Kaynak metin |
************
Türkiye ekonomisinin istikrara kavuşturulması konusunda çok önemli mesafeler kat edilmiş olmasına rağmen, reform sürecinin henüz tamamlanmadığı ve ekonomide kırılganlığın devam ettiği gerçeğinin göz ardı edilemeyeceğini belirten Sabancı, reformların bir an önce yapılması durumunda eğitim, inovasyon, teknoloji ve sağlık gibi alanlarda devlet ve özel kesimin gerçekleştireceği sürekli ve hızlı yapısal dönüşümlerin mümkün olabileceğini vurguladı.
Ömer Sabancı, ''YÖK Yasası, zina ve yasadışı Kuran kursları gibi konular, ülkenin gerçek gündeminden de sapılmasına yol açıyor'' dedi.
************
Malzeme |
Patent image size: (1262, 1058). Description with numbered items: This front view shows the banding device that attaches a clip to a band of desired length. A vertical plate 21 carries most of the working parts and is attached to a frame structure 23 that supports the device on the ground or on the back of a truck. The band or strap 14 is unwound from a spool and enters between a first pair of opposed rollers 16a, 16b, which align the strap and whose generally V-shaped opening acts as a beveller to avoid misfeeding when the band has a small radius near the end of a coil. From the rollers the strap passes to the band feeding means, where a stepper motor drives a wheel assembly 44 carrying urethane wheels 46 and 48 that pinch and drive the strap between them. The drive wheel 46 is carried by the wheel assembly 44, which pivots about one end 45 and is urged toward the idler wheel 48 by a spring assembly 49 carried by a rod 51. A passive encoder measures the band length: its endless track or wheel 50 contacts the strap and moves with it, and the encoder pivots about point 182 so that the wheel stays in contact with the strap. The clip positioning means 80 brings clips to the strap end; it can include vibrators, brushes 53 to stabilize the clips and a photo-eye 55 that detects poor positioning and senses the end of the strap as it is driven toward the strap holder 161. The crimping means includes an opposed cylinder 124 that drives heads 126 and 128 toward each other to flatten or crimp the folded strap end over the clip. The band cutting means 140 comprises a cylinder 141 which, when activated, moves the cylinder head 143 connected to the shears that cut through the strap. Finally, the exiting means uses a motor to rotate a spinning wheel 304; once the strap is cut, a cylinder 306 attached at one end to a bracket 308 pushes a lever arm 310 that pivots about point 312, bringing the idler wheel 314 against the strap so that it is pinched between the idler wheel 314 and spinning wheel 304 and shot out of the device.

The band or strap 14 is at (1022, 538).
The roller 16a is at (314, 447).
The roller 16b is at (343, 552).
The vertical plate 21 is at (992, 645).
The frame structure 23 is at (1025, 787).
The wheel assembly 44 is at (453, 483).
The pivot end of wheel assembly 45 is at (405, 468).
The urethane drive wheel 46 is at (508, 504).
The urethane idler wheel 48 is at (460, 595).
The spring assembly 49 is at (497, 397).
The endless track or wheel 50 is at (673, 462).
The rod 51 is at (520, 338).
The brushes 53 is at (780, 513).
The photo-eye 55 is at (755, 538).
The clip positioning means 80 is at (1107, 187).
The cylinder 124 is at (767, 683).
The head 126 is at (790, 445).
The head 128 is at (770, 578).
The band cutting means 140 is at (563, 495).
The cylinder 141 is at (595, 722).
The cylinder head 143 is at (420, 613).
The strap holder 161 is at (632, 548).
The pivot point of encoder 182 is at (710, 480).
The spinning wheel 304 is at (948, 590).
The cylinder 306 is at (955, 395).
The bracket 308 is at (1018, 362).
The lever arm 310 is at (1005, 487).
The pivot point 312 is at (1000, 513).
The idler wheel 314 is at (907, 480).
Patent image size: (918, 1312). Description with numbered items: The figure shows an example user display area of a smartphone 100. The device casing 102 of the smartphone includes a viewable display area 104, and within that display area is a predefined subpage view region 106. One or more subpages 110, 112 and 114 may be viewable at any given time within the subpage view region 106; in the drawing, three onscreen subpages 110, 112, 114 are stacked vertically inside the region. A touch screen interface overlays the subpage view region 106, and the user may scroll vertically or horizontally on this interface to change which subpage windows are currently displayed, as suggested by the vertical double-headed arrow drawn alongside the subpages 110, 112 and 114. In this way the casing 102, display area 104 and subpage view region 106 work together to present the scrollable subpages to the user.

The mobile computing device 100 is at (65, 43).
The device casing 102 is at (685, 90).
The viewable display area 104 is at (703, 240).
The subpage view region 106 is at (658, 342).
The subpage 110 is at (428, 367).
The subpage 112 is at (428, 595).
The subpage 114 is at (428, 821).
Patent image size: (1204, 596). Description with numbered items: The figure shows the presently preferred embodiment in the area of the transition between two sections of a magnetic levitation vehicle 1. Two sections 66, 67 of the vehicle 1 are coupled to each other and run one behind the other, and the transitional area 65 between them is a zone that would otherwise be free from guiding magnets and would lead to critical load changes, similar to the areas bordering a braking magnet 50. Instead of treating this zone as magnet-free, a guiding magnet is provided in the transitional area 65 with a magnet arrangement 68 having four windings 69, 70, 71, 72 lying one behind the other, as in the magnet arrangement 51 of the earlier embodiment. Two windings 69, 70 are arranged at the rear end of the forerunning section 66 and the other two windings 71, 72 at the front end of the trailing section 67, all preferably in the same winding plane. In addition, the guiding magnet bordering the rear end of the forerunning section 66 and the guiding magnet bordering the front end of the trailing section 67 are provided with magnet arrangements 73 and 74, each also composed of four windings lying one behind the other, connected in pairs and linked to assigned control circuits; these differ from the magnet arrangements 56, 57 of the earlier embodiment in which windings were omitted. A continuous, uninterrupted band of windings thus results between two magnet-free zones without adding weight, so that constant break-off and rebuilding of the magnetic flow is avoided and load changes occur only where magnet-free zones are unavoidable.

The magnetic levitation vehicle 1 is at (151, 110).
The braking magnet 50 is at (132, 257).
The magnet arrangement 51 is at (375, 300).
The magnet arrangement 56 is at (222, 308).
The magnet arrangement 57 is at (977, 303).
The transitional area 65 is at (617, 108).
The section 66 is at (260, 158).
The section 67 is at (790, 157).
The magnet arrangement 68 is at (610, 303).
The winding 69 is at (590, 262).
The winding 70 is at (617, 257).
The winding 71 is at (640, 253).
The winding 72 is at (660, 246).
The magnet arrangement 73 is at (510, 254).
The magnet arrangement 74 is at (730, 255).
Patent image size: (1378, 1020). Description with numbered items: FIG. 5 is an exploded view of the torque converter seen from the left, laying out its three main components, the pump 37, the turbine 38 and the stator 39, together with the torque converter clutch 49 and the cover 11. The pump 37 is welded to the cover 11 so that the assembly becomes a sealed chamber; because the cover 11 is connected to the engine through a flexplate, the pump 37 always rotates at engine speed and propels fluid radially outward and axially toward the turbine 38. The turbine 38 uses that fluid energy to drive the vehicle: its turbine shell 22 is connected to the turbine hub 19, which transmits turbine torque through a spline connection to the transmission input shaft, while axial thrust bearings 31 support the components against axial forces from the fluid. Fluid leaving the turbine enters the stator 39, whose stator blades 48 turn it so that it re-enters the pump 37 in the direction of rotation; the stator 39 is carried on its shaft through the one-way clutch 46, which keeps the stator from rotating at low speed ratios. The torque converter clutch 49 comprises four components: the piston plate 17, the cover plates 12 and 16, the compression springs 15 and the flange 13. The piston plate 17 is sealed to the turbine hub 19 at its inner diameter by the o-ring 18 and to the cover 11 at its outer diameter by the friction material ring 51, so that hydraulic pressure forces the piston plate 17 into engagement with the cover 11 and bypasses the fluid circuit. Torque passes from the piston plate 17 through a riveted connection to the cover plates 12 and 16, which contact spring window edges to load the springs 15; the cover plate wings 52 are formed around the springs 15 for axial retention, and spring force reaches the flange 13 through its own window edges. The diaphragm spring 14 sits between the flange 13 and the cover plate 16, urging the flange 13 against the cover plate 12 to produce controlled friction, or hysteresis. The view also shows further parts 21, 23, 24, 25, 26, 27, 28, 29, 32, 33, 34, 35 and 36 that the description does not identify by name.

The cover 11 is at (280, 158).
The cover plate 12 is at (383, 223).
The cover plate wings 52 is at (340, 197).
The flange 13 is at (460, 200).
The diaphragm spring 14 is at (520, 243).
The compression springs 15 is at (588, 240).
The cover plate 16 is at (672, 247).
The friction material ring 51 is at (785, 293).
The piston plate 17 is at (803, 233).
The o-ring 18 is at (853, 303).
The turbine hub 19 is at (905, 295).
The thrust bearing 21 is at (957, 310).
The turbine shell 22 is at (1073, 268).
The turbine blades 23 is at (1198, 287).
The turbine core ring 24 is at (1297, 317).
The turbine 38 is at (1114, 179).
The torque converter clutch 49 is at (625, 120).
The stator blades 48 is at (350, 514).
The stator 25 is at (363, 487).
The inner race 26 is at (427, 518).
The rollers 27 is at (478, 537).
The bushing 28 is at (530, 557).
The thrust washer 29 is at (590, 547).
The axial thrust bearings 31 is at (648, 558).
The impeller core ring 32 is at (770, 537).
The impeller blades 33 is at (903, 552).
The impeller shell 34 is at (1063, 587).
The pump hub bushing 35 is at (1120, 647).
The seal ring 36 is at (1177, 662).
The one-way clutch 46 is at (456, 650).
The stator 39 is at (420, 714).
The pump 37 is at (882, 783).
************
İstenen | Kaynak metni baştan sona, hiçbir değişiklik yapmadan kelimesi kelimesine tekrarlayın. Kayıtların kaynak metinle hiçbir ilgisi yoktur.

Alıştırma çözümü |
Türkiye ekonomisinin istikrara kavuşturulması konusunda çok önemli mesafeler kat edilmiş olmasına rağmen, reform sürecinin henüz tamamlanmadığı ve ekonomide kırılganlığın devam ettiği gerçeğinin göz ardı edilemeyeceğini belirten Sabancı, reformların bir an önce yapılması durumunda eğitim, inovasyon, teknoloji ve sağlık gibi alanlarda devlet ve özel kesimin gerçekleştireceği sürekli ve hızlı yapısal dönüşümlerin mümkün olabileceğini vurguladı.
Ömer Sabancı, ''YÖK Yasası, zina ve yasadışı Kuran kursları gibi konular, ülkenin gerçek gündeminden de sapılmasına yol açıyor'' dedi.